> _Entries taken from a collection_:

•••••

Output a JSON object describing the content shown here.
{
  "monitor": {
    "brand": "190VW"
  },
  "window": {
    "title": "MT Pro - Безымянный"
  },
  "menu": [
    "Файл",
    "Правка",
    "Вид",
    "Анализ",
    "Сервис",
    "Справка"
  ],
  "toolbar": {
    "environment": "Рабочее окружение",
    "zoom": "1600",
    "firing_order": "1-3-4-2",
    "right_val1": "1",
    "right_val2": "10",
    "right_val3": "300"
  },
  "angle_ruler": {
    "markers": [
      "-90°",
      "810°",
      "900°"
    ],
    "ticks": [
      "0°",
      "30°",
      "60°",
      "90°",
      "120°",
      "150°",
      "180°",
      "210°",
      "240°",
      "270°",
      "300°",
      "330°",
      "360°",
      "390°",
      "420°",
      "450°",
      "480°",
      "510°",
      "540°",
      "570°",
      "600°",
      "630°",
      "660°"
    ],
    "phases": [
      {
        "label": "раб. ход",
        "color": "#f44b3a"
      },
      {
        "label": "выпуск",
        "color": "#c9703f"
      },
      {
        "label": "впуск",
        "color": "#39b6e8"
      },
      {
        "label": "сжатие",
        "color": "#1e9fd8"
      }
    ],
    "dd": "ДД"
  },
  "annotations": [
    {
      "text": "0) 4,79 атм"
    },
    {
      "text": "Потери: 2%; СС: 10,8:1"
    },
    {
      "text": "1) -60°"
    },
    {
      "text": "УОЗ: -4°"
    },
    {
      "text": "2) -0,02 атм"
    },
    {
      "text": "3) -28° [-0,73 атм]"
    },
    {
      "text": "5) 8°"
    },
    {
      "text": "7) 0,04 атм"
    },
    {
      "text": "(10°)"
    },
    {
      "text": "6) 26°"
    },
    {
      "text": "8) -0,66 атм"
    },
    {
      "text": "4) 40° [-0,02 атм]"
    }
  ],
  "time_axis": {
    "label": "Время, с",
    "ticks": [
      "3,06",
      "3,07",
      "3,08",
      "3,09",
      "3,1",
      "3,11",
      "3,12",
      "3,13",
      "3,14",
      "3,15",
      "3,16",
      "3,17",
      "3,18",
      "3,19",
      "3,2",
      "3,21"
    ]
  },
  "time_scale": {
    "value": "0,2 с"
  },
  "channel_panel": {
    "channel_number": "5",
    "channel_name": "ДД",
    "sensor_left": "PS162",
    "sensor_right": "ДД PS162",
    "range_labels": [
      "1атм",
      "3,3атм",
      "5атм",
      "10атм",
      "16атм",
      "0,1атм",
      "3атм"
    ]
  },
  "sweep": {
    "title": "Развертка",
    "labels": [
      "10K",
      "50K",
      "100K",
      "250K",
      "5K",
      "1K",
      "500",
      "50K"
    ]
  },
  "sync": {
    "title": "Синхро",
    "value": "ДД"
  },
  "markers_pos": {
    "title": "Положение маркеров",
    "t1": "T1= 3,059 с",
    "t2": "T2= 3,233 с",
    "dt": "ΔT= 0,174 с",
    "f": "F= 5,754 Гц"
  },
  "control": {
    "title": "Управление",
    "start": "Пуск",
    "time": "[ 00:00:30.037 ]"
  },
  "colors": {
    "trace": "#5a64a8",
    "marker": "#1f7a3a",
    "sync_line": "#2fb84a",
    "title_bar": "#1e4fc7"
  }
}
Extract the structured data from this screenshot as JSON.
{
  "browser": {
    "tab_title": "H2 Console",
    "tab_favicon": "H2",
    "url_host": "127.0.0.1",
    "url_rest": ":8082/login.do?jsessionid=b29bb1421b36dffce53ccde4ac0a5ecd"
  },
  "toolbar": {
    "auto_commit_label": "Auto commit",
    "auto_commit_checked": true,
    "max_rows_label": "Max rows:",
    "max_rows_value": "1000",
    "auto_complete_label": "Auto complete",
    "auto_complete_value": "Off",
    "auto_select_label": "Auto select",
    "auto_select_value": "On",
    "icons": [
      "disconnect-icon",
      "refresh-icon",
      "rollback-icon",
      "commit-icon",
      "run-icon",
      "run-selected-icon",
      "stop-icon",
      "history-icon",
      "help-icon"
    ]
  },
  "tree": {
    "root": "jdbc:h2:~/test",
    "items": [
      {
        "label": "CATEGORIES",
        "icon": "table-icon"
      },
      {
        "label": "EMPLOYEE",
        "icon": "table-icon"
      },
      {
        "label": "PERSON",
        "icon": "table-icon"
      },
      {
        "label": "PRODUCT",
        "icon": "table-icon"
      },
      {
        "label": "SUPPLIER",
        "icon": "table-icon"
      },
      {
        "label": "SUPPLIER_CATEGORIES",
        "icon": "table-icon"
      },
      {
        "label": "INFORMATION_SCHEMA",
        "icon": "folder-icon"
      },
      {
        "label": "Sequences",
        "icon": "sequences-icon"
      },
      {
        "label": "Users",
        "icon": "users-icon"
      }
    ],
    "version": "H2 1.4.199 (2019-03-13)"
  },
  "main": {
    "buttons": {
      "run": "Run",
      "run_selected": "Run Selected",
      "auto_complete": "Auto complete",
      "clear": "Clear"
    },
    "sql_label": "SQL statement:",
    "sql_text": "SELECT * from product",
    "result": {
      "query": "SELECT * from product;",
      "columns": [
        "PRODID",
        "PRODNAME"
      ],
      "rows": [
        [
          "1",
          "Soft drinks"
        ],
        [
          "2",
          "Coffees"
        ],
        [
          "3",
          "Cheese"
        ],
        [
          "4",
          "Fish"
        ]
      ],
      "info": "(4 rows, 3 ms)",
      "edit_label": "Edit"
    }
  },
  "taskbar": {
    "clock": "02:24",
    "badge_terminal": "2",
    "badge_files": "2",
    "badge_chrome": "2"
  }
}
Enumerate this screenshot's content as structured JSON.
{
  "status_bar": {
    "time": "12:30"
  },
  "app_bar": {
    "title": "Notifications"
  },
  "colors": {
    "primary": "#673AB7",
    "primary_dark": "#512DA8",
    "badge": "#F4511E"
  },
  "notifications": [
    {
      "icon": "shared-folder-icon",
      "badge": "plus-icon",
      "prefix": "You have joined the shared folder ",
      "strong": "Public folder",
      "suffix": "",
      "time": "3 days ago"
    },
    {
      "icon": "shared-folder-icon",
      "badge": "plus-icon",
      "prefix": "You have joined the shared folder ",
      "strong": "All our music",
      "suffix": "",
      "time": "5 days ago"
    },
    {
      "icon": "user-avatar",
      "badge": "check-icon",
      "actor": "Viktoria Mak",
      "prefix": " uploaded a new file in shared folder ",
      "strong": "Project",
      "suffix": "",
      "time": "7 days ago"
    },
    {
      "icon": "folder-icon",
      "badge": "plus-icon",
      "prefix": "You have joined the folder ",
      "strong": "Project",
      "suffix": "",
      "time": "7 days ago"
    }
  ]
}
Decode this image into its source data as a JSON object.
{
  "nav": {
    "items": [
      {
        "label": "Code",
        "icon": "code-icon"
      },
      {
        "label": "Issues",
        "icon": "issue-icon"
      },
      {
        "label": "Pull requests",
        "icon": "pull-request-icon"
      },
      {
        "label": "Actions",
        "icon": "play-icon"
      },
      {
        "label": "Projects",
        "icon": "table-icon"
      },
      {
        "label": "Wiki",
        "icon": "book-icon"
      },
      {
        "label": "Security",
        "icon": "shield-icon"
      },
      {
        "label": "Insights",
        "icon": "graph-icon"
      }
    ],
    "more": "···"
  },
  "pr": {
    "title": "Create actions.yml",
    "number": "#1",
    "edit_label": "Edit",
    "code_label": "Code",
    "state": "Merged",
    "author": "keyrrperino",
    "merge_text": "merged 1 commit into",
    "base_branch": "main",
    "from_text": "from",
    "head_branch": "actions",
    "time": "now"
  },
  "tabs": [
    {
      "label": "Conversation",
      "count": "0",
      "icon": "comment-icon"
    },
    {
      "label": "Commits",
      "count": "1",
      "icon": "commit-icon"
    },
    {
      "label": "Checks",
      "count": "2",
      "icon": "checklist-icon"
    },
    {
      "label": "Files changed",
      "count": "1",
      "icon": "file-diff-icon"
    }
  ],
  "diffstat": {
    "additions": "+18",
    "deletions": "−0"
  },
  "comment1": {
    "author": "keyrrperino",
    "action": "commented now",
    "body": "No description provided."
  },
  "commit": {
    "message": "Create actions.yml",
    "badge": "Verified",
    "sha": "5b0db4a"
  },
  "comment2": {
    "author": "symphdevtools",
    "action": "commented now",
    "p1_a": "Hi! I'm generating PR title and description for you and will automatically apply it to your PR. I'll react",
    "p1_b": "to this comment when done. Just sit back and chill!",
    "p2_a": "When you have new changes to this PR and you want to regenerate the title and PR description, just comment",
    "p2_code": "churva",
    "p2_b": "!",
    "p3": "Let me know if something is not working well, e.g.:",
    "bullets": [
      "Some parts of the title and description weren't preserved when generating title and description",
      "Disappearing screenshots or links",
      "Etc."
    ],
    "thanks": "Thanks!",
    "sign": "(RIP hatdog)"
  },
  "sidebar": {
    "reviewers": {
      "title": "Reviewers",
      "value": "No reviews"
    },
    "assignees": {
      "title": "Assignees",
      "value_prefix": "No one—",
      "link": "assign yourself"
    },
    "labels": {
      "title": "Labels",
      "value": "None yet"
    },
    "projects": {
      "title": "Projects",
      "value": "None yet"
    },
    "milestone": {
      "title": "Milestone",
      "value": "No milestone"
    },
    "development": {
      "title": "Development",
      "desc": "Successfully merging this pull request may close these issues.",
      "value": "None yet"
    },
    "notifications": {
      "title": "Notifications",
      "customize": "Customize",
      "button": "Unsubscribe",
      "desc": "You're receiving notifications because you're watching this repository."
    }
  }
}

•••••

> _WORK TO COMPLETE_: Among the entries above, how many lines hold the word "strong"? Reply with only that number.

> _EXERCISE SOLUTION_: 4